Wednesday, February 18, 2009

A World Not Our Own.....

Friday, I'm running away from home. A very close friend and I are headed to Isla Mujeres, an island off the Cancun Coast, to do some soul searching, heart nurturing, and basically escape our worlds for a time. It's good to run away sometimes, so long as you're willing to come back, and face that which is sending you off.

The other day I realized I'm not much different than the little girl I was at age 6, or maybe it was 7. Something happened at home, something that made me mad, something I couldn't control. I decided to run away from home because I was mad. I was packing my backpack/sack, whatever it was, basically my bandanna filled with stuff, tied to my stick, flung over my shoulder. My mom, inquizically asked me where I was going, and I told her that I was running away from home. She calmly said "Did you pack something to eat?" Of course, I hadn't thought that far ahead and replied "No." She said, "Well, let me get you something so you don't get hungry." A spin on her heels and she was off to the kitchen. She returned with some food wrapped in foil, handed my "sustinance" to me, leaned down, gave me a hug and a kiss and said, "You know, we'll always be here for you when you change your mind."

Off I went. I decided to begin my journey down the trail that ran along a small creek behind our house. It trailed behind our neighbors homes toward the main road in our small, Ohio township. If I recall correctly, I got to about the Shennenberger's back yard, two houses down from ours, before I decided I was hungry. I sat down, opened the foil of food only to find my very favorite.... cinnamon-sugar graham crackers. YUM! I indulged myself with the goodness of them, gobbling them up and savoring all their sweetness. Finishing my "meal" I stood up, brushed the crumbs off my shorts, grabbed my stuff and headed further down the trail past two more houses when it occurred to me .... I wanted some more yummy graham crackers, so spun on my heels and headed home, to my mom, who was waiting at the kitchen table, with a glass of milk and the rest of the crackers.

◆ Stated task a:
Please reproduce the post about running away from home in full, word for word.

◆ Record list:
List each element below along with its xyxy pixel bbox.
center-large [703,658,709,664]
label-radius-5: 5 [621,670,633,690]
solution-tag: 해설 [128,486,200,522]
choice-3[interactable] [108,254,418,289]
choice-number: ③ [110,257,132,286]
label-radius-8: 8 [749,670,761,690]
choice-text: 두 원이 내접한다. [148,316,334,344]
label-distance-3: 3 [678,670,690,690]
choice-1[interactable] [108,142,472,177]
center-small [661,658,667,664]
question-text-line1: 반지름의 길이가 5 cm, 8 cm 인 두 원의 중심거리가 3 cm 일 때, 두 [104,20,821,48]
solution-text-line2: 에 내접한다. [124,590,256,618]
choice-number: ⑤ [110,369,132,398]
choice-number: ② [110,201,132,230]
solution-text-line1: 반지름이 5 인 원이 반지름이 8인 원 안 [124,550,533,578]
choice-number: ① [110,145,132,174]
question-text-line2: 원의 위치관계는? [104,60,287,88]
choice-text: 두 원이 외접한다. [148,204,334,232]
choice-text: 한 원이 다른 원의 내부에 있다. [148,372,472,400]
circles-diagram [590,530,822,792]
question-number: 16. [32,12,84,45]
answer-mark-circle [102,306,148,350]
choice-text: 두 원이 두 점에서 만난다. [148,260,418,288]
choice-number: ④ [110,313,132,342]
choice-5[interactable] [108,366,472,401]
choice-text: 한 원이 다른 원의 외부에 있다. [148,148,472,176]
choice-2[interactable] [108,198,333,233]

◆ Stated task b:
Swap "center-large" for "center-big" in the records from their first line through the line with "center-small [661,658,667,664]", keeping all else unchanged, and output only those lines.

◆ Expected output a:
Wednesday, February 18, 2009

A World Not Our Own.....

Friday, I'm running away from home. A very close friend and I are headed to Isla Mujeres, an island off the Cancun Coast, to do some soul searching, heart nurturing, and basically escape our worlds for a time. It's good to run away sometimes, so long as you're willing to come back, and face that which is sending you off.

The other day I realized I'm not much different than the little girl I was at age 6, or maybe it was 7. Something happened at home, something that made me mad, something I couldn't control. I decided to run away from home because I was mad. I was packing my backpack/sack, whatever it was, basically my bandanna filled with stuff, tied to my stick, flung over my shoulder. My mom, inquizically asked me where I was going, and I told her that I was running away from home. She calmly said "Did you pack something to eat?" Of course, I hadn't thought that far ahead and replied "No." She said, "Well, let me get you something so you don't get hungry." A spin on her heels and she was off to the kitchen. She returned with some food wrapped in foil, handed my "sustinance" to me, leaned down, gave me a hug and a kiss and said, "You know, we'll always be here for you when you change your mind."

Off I went. I decided to begin my journey down the trail that ran along a small creek behind our house. It trailed behind our neighbors homes toward the main road in our small, Ohio township. If I recall correctly, I got to about the Shennenberger's back yard, two houses down from ours, before I decided I was hungry. I sat down, opened the foil of food only to find my very favorite.... cinnamon-sugar graham crackers. YUM! I indulged myself with the goodness of them, gobbling them up and savoring all their sweetness. Finishing my "meal" I stood up, brushed the crumbs off my shorts, grabbed my stuff and headed further down the trail past two more houses when it occurred to me .... I wanted some more yummy graham crackers, so spun on my heels and headed home, to my mom, who was waiting at the kitchen table, with a glass of milk and the rest of the crackers.

◆ Expected output b:
List each element below along with its xyxy pixel bbox.
center-big [703,658,709,664]
label-radius-5: 5 [621,670,633,690]
solution-tag: 해설 [128,486,200,522]
choice-3[interactable] [108,254,418,289]
choice-number: ③ [110,257,132,286]
label-radius-8: 8 [749,670,761,690]
choice-text: 두 원이 내접한다. [148,316,334,344]
label-distance-3: 3 [678,670,690,690]
choice-1[interactable] [108,142,472,177]
center-small [661,658,667,664]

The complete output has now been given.